▶ **Given request**
The line containing "Read this page and output its text content." marks the start; return it and every line after it in the listing below, exactly, through the last.
+++ Information provided +++
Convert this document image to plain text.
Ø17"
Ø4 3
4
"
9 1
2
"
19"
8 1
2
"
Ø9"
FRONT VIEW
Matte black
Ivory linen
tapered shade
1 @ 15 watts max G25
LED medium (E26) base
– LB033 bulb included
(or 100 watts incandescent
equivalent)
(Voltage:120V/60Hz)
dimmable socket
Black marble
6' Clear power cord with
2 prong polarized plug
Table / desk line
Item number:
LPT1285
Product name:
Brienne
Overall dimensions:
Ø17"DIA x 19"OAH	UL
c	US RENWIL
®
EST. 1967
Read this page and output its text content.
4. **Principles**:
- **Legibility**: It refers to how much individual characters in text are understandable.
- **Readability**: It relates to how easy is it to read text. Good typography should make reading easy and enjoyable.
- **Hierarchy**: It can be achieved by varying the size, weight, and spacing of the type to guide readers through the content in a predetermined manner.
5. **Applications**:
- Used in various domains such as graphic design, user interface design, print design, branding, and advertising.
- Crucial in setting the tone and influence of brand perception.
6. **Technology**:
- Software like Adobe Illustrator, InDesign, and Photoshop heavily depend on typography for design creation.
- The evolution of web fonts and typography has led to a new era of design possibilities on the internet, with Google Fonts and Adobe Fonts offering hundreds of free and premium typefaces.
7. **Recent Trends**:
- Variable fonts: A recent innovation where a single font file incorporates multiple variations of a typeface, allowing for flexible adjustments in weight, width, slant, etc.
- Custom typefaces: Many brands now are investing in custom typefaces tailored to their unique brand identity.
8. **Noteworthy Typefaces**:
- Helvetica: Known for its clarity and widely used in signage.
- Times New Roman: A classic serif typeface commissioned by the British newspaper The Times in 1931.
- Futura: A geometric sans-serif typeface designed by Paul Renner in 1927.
+++
▶ **Answer in full**
Read this page and output its text content.
4. **Principles**:
- **Legibility**: It refers to how much individual characters in text are understandable.
- **Readability**: It relates to how easy is it to read text. Good typography should make reading easy and enjoyable.
- **Hierarchy**: It can be achieved by varying the size, weight, and spacing of the type to guide readers through the content in a predetermined manner.
5. **Applications**:
- Used in various domains such as graphic design, user interface design, print design, branding, and advertising.
- Crucial in setting the tone and influence of brand perception.
6. **Technology**:
- Software like Adobe Illustrator, InDesign, and Photoshop heavily depend on typography for design creation.
- The evolution of web fonts and typography has led to a new era of design possibilities on the internet, with Google Fonts and Adobe Fonts offering hundreds of free and premium typefaces.
7. **Recent Trends**:
- Variable fonts: A recent innovation where a single font file incorporates multiple variations of a typeface, allowing for flexible adjustments in weight, width, slant, etc.
- Custom typefaces: Many brands now are investing in custom typefaces tailored to their unique brand identity.
8. **Noteworthy Typefaces**:
- Helvetica: Known for its clarity and widely used in signage.
- Times New Roman: A classic serif typeface commissioned by the British newspaper The Times in 1931.
- Futura: A geometric sans-serif typeface designed by Paul Renner in 1927.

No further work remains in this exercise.